I'm trying to improve the runtime of some data processing I'm doing. The data starts out as various collections (Dictionary
mostly, but a few other IEnumerable
types), and the end result of processing should be a Dictionary<DataType, List<DataPoint>>
.
I have all this working just fine... except it takes close to an hour to run, and it needs to run in under 20 minutes. None of the data has any connection to any other from the same collection, although they cross-reference other collections frequently, so I figured I should parallelize it.
The main structure of the processing has two levels of loops with some processing in between:
// Custom class, 0.01%
var primaryData= GETPRIMARY().ToDictionary(x => x.ID, x => x);
// Custom class, 11.30%
var data1 = GETDATAONE().GroupBy(x => x.Category)

> [GIVEN ENTRIES]
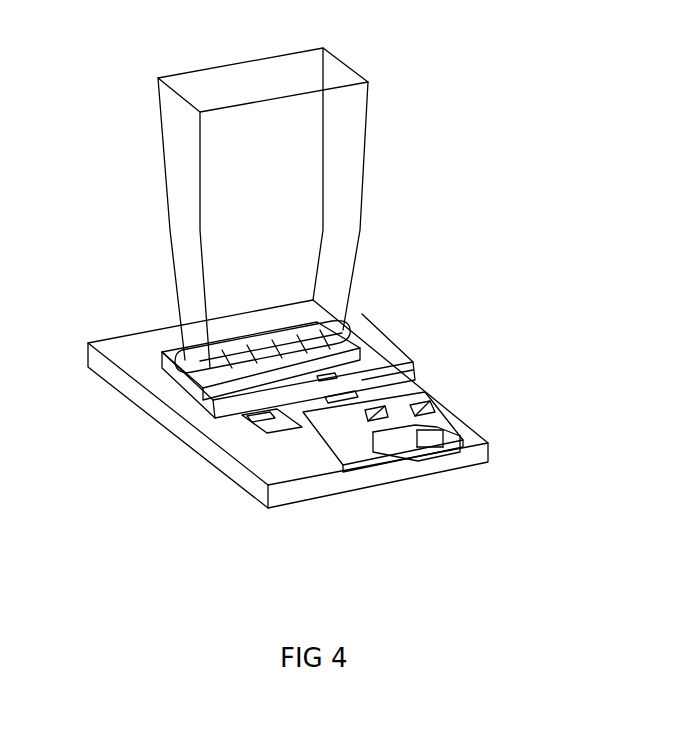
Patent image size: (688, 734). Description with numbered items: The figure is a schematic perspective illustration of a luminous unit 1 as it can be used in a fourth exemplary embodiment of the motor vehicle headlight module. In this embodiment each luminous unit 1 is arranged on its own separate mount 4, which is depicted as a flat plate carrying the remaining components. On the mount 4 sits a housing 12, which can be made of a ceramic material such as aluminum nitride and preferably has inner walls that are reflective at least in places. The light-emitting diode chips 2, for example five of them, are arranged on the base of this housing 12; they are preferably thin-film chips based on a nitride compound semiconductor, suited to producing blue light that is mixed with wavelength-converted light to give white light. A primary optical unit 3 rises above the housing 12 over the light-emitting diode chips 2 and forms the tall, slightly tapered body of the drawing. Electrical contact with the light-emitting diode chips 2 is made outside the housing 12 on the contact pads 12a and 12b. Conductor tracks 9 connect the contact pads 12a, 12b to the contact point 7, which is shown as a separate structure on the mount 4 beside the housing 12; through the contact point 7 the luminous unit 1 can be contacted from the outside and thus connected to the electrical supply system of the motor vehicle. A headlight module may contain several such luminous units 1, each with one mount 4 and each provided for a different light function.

The luminous unit 1 is at (428, 112).
The light-emitting diode chips 2 is at (247, 357).
The primary optical unit 3 is at (345, 173).
The mount 4 is at (300, 495).
The contact point 7 is at (395, 440).
The conductor tracks 9 is at (400, 380).
The housing 12 is at (327, 340).
The contact pad 12a is at (248, 417).
The contact pad 12b is at (347, 395).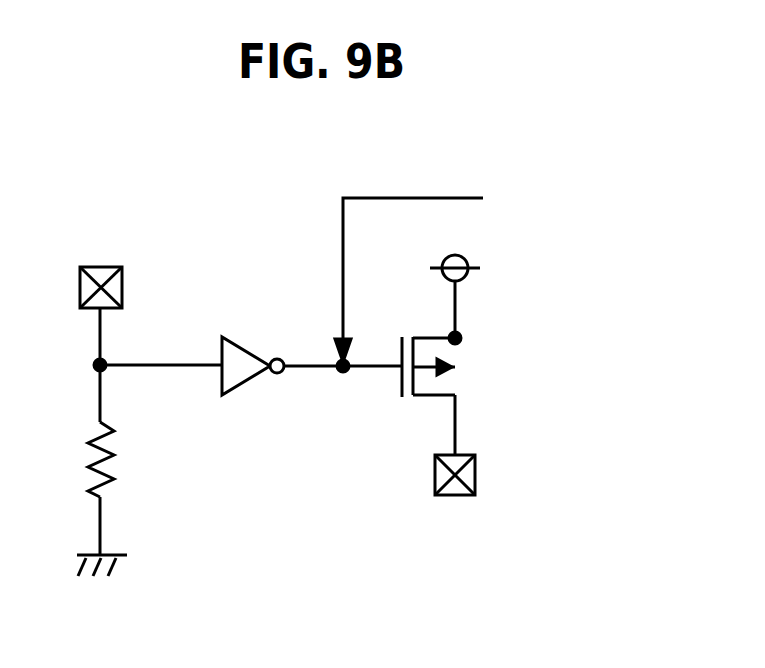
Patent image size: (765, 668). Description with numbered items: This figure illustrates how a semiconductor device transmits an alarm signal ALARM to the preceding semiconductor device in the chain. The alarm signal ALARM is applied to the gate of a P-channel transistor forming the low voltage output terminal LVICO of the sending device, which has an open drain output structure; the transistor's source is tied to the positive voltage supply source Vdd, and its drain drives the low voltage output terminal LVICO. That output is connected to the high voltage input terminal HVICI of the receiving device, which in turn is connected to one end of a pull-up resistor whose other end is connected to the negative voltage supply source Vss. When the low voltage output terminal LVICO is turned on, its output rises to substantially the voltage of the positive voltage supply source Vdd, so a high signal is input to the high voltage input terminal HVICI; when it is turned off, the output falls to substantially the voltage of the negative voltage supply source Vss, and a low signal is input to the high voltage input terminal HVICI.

The high voltage input terminal HVICI is at (150, 271).
The low voltage output terminal LVICO is at (532, 475).
The positive voltage supply source Vdd is at (481, 296).
The negative voltage supply source Vss is at (102, 582).
The alarm signal ALARM is at (457, 267).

> [PROBLEMS]
**1)** Please quote the post on parallelizing data processing, between "I'm trying to" and "should parallelize it.", inclusive.
**2)** In the post on parallelizing data processing, how long does the processing currently take to run?

> [SET OF ANSWERS]
**1)**
I'm trying to improve the runtime of some data processing I'm doing. The data starts out as various collections (Dictionary
mostly, but a few other IEnumerable
types), and the end result of processing should be a Dictionary<DataType, List<DataPoint>>
.
I have all this working just fine... except it takes close to an hour to run, and it needs to run in under 20 minutes. None of the data has any connection to any other from the same collection, although they cross-reference other collections frequently, so I figured I should parallelize it.

**2)** Close to an hour.